Aim of the exercise:
Go through the data below. Pull out every line that has the word "text".

Records for processing:
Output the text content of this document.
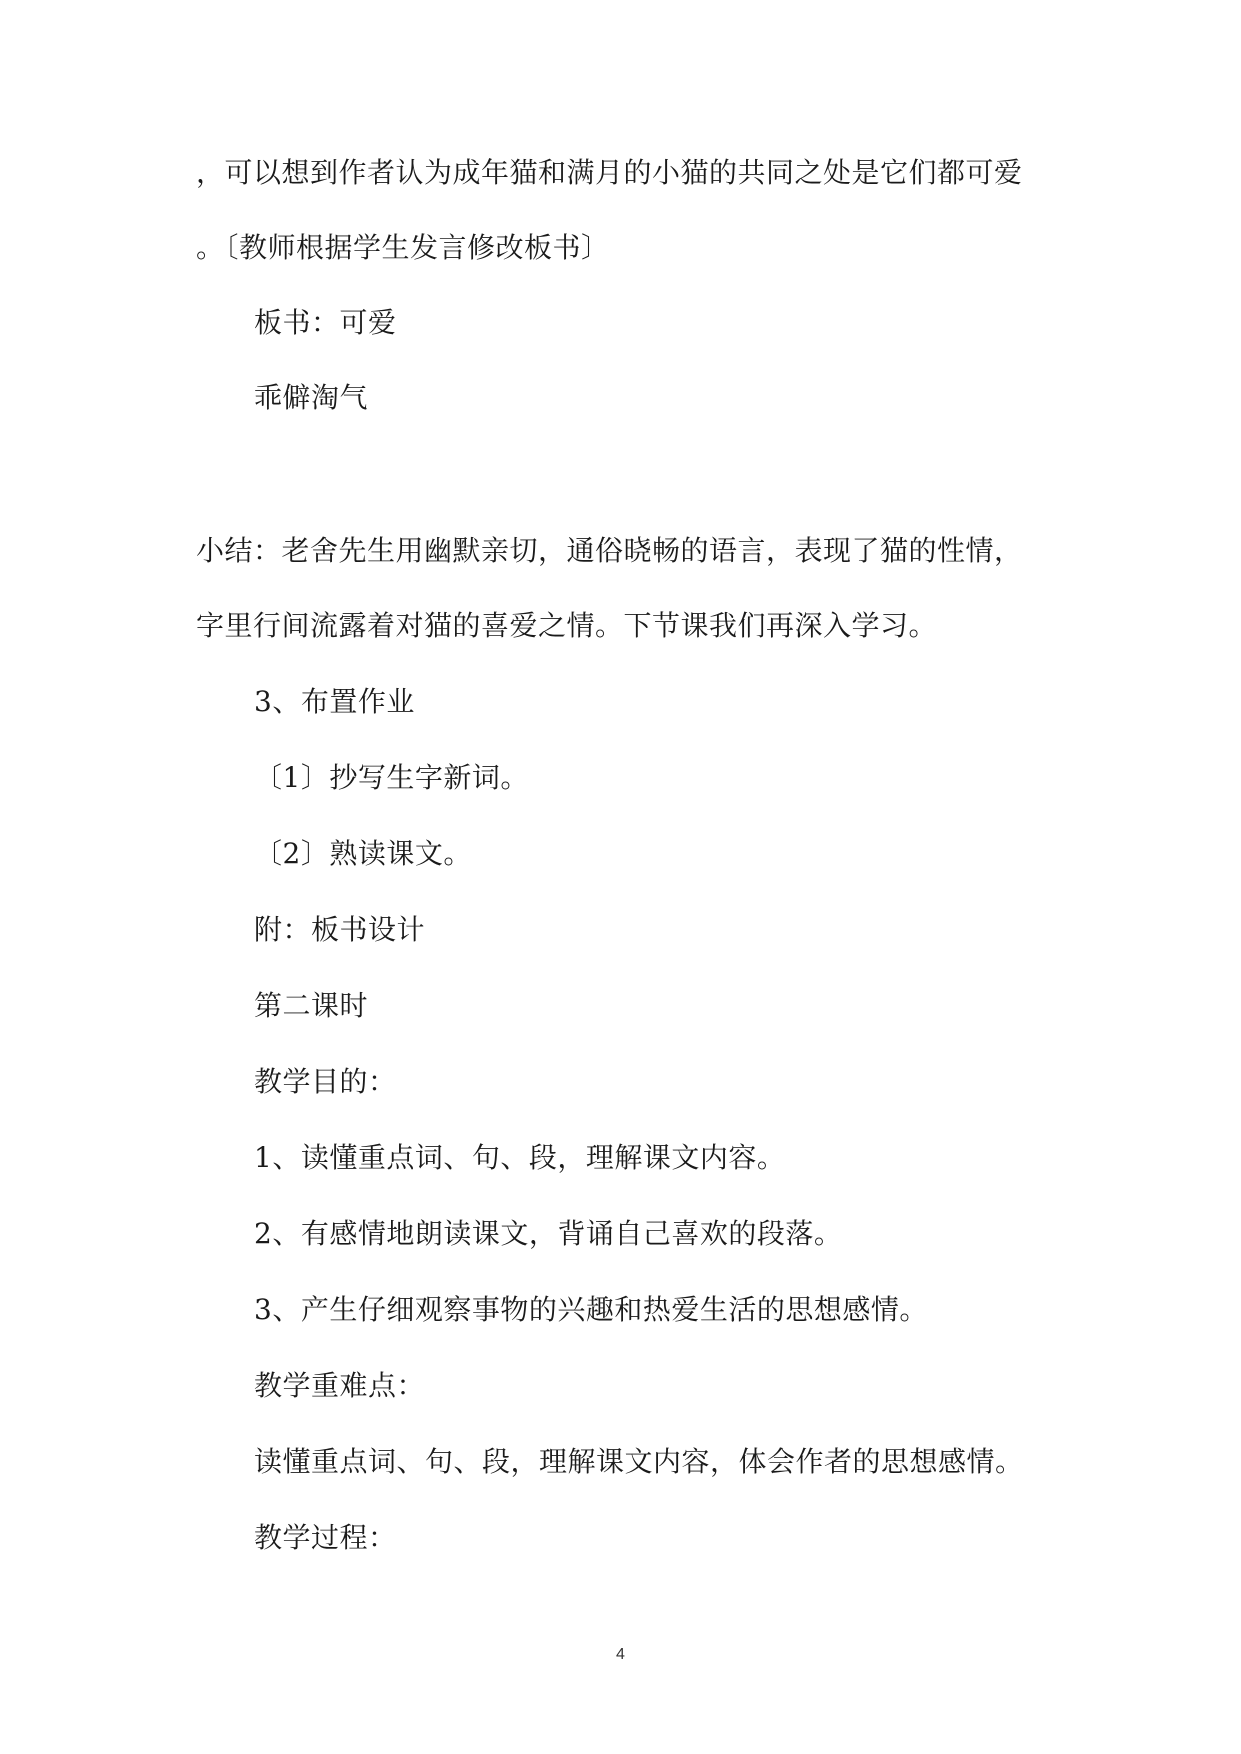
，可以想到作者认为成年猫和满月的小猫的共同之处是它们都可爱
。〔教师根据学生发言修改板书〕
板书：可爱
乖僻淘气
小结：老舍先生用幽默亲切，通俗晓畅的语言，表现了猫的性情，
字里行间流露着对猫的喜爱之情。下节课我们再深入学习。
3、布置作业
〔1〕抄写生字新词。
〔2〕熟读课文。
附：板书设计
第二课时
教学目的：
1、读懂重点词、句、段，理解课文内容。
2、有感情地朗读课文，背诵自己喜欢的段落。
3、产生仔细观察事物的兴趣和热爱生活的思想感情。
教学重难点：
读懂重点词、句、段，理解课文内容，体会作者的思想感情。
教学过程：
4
==
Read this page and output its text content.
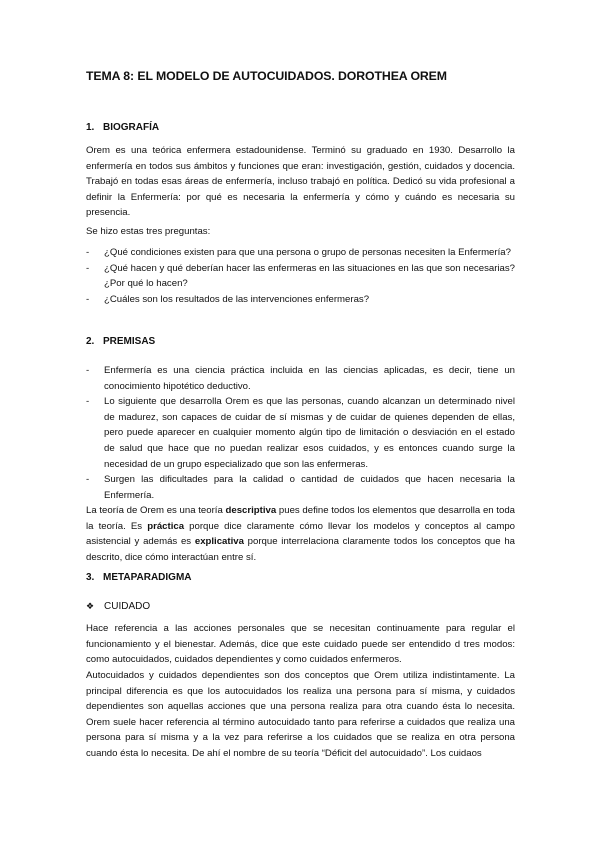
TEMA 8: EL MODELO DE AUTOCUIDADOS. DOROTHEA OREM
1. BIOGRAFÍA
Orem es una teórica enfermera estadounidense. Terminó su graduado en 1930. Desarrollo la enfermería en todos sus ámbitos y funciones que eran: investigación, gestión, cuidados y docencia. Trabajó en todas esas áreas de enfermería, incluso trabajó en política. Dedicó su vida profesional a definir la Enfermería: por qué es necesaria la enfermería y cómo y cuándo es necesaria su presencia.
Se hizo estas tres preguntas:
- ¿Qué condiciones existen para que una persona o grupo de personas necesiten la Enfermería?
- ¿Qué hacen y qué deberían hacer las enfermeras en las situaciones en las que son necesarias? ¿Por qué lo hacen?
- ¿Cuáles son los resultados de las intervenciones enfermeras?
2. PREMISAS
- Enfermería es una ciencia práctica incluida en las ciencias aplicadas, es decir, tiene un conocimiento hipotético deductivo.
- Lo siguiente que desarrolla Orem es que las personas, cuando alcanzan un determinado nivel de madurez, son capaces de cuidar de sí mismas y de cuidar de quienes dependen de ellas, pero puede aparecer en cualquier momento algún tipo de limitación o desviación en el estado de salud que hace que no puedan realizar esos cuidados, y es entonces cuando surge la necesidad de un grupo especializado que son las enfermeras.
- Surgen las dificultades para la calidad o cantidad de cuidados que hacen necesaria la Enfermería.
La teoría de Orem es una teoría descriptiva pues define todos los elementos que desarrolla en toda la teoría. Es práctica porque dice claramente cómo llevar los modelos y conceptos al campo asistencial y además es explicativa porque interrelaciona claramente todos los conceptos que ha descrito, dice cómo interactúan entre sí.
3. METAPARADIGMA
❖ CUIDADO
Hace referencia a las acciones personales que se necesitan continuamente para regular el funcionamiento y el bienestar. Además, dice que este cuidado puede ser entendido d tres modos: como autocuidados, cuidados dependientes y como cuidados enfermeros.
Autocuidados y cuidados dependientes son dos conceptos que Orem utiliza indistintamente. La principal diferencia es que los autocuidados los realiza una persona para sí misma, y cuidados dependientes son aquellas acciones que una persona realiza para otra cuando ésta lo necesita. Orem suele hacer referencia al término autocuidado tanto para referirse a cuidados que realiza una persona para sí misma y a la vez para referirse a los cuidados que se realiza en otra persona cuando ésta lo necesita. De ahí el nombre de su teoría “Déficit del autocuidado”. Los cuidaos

Solution:
Output the text content of this document.
Read this page and output its text content.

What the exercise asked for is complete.